RECORD SET ▸

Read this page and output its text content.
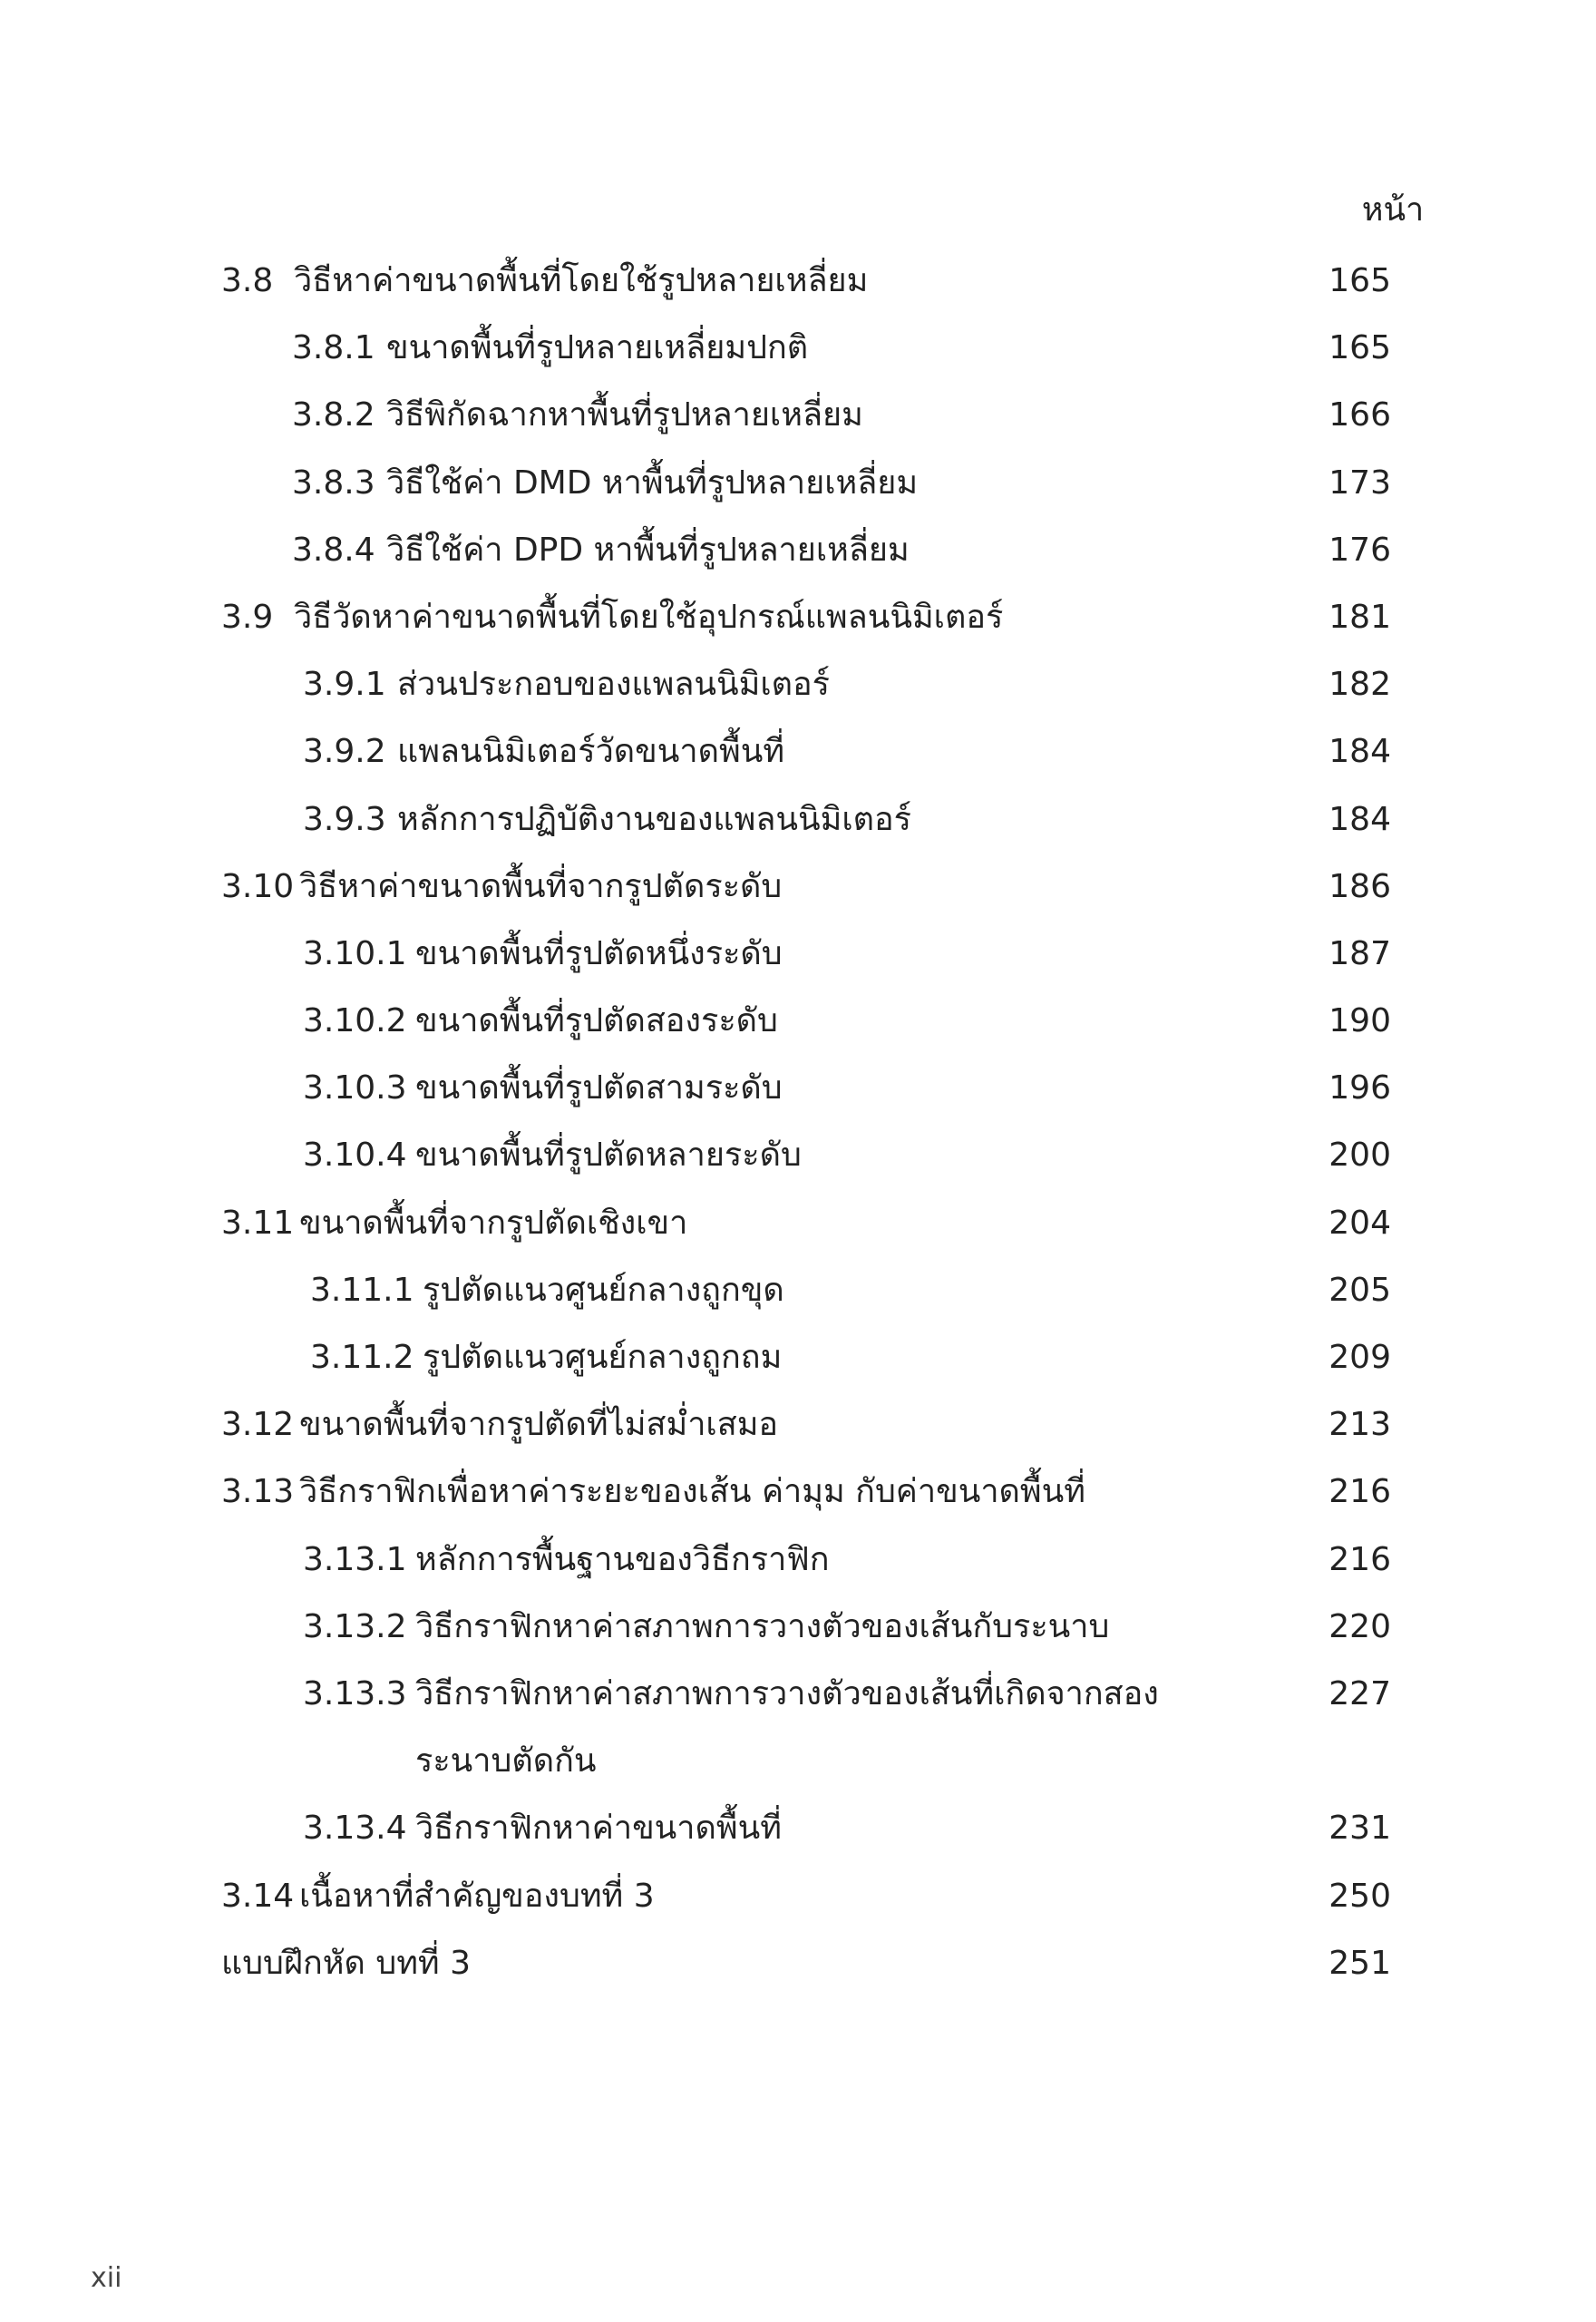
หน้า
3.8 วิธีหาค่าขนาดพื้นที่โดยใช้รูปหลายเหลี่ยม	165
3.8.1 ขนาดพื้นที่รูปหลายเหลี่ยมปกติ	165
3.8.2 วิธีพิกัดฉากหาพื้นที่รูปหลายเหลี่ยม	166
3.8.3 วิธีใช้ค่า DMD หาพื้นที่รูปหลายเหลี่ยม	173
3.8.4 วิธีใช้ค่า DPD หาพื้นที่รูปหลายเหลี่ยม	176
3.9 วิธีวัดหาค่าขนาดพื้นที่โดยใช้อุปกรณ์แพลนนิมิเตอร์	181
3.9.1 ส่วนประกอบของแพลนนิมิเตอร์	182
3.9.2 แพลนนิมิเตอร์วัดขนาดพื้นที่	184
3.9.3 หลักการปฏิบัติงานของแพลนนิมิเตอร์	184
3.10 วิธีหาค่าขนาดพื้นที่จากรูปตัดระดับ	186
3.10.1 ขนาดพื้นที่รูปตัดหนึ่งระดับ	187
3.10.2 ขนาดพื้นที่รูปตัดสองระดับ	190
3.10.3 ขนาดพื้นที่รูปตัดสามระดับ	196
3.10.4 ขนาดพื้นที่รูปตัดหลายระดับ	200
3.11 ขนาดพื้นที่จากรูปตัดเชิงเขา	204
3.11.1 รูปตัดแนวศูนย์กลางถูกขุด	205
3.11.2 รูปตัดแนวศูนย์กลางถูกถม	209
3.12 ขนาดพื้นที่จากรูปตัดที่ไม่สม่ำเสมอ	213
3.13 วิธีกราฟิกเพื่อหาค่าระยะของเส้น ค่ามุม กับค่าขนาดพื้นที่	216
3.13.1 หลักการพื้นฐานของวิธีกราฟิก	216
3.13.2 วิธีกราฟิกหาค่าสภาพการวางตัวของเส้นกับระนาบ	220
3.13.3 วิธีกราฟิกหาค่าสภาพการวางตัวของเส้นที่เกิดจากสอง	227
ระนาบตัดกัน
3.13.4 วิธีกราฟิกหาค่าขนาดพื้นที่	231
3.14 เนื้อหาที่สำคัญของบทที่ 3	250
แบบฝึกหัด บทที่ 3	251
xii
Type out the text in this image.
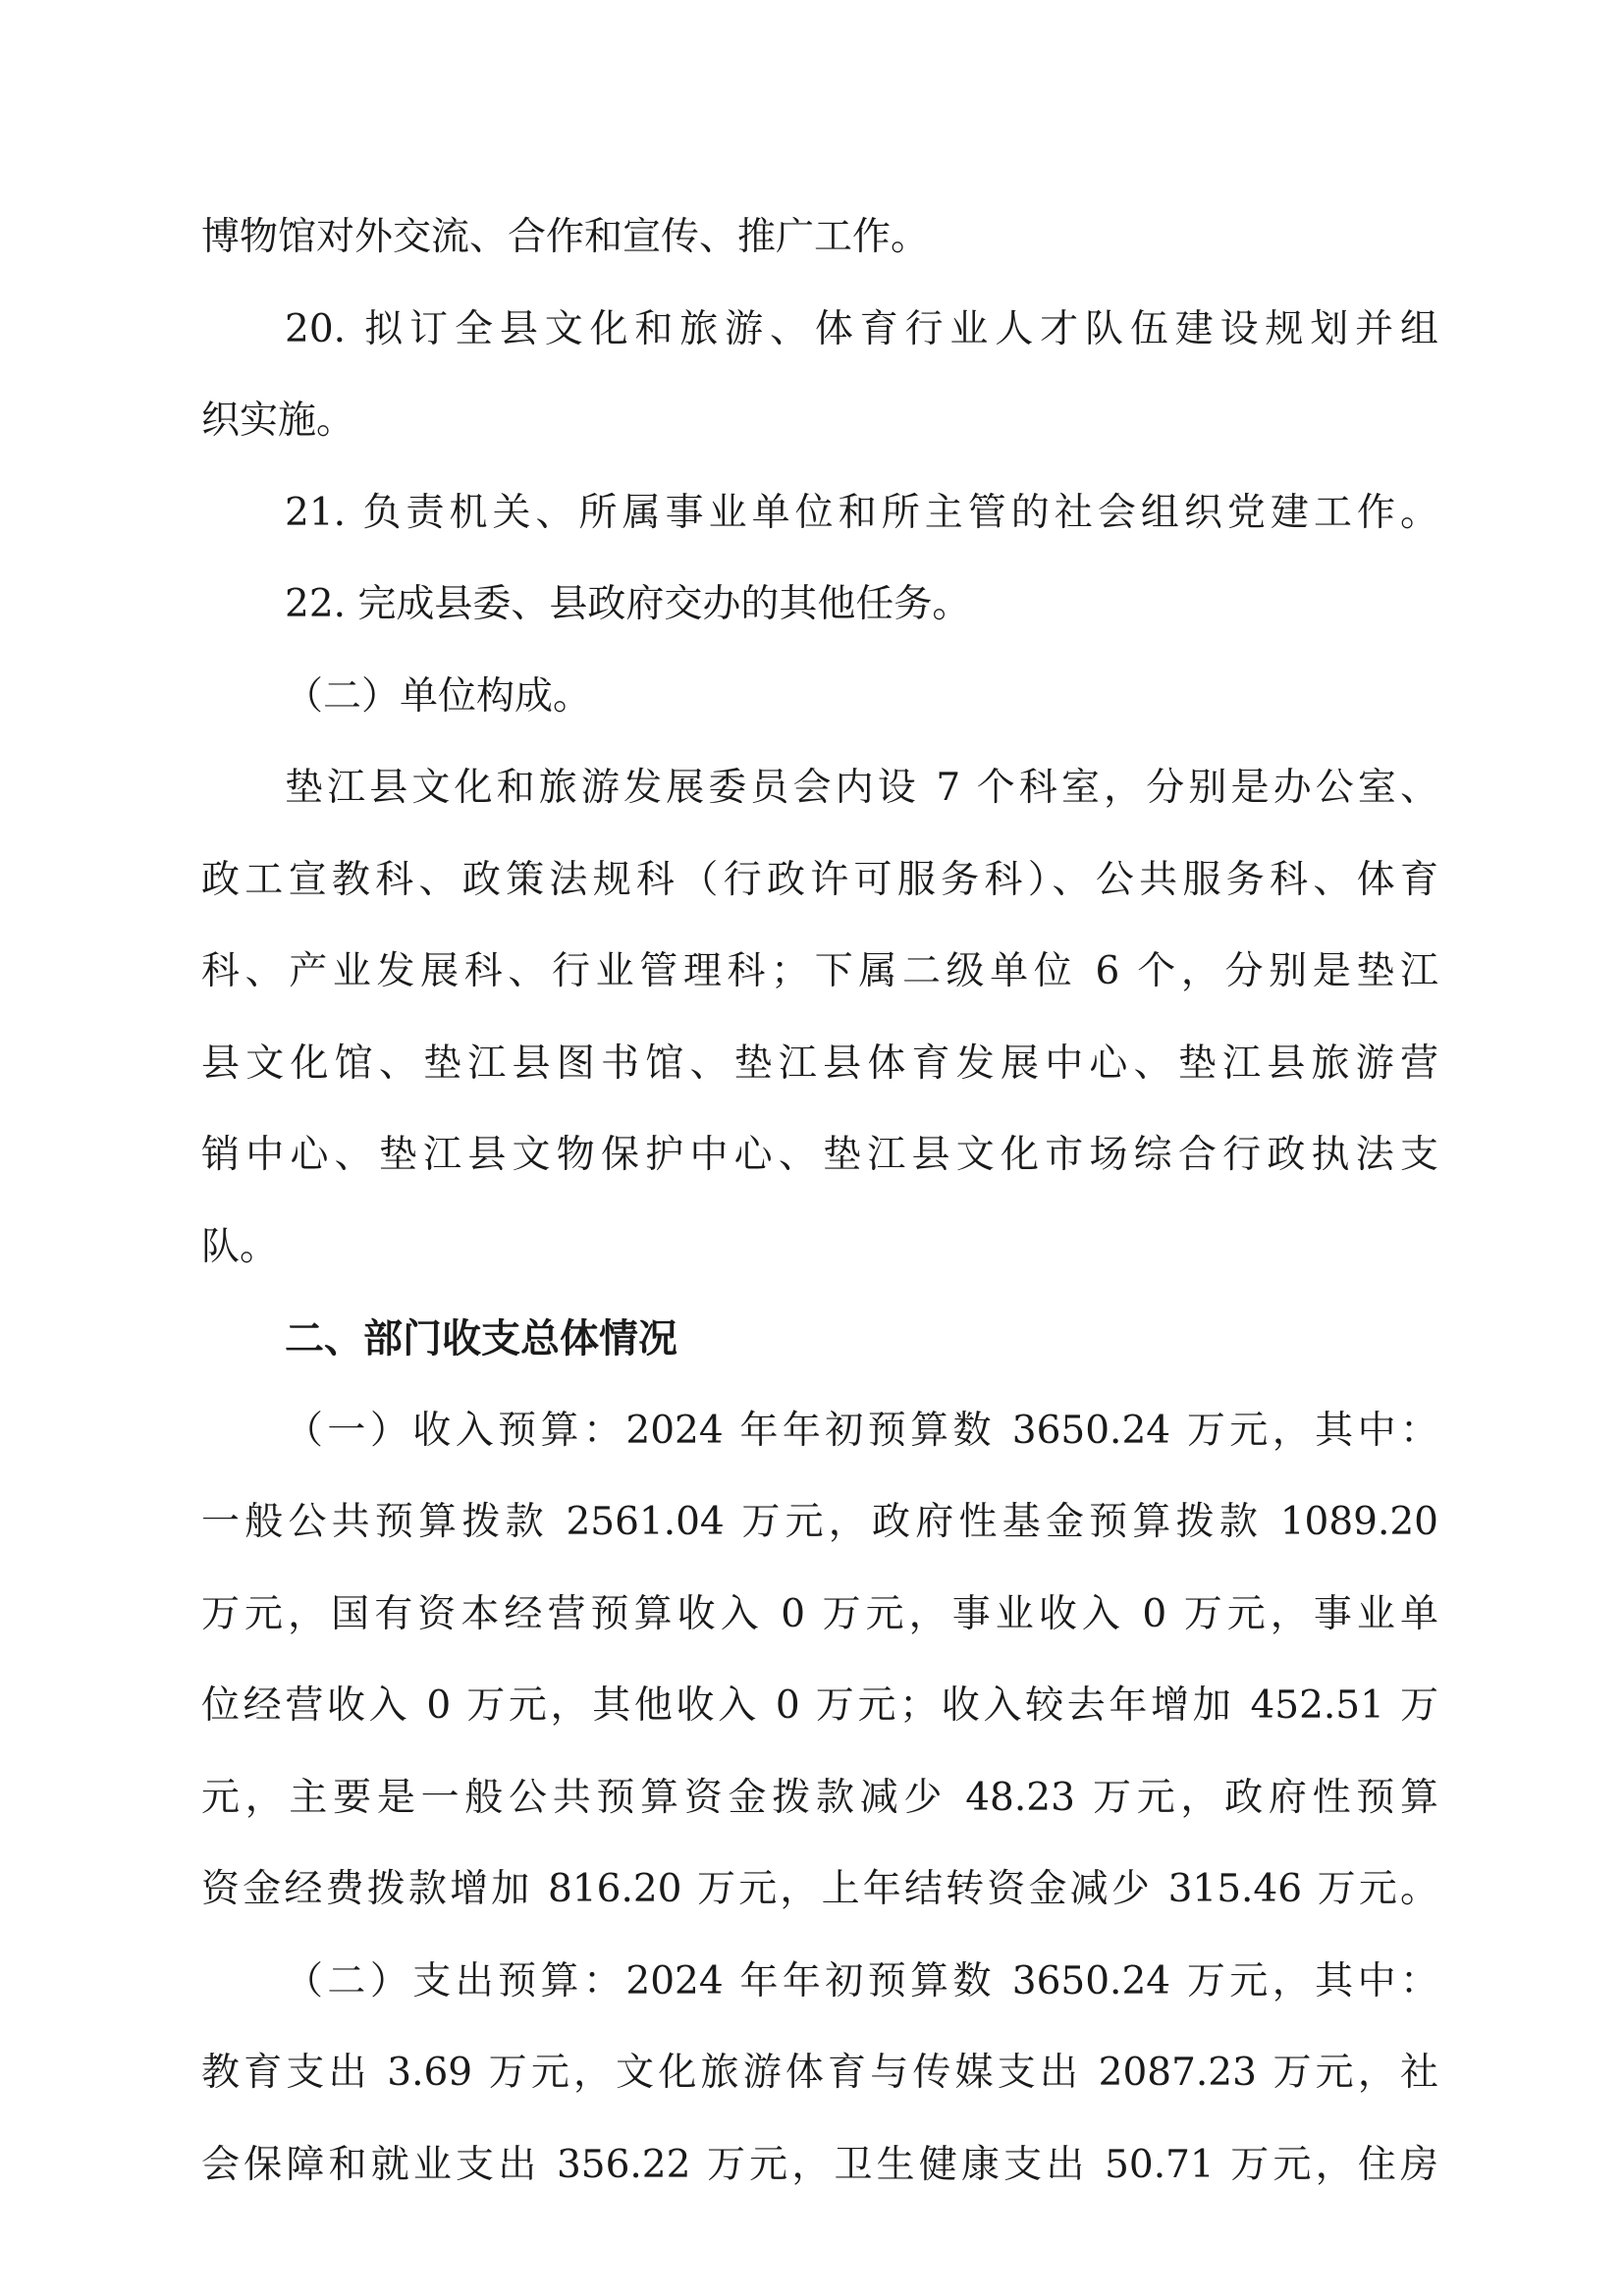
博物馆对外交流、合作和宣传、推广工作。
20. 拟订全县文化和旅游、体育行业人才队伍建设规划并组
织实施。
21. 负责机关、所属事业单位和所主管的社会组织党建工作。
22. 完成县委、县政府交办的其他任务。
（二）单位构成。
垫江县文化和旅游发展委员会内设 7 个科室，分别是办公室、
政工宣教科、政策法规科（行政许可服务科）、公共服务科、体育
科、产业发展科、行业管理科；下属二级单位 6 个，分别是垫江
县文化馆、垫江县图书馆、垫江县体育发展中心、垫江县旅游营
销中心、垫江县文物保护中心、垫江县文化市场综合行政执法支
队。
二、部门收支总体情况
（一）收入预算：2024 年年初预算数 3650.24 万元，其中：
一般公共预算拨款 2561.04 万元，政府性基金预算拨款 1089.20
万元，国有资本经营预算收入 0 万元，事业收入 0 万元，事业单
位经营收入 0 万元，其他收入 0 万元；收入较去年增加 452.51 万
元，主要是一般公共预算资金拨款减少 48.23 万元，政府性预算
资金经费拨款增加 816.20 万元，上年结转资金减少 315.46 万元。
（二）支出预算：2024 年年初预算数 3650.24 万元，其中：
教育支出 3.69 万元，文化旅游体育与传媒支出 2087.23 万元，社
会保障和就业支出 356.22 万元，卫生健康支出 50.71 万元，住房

EXERCISE INSTRUCTIONS ▸ Make a list of all lines in the data that contain "กลางถ".

TASK RESPONSE ▸
3.11.1 รูปตัดแนวศูนย์กลางถูกขุด	205
3.11.2 รูปตัดแนวศูนย์กลางถูกถม	209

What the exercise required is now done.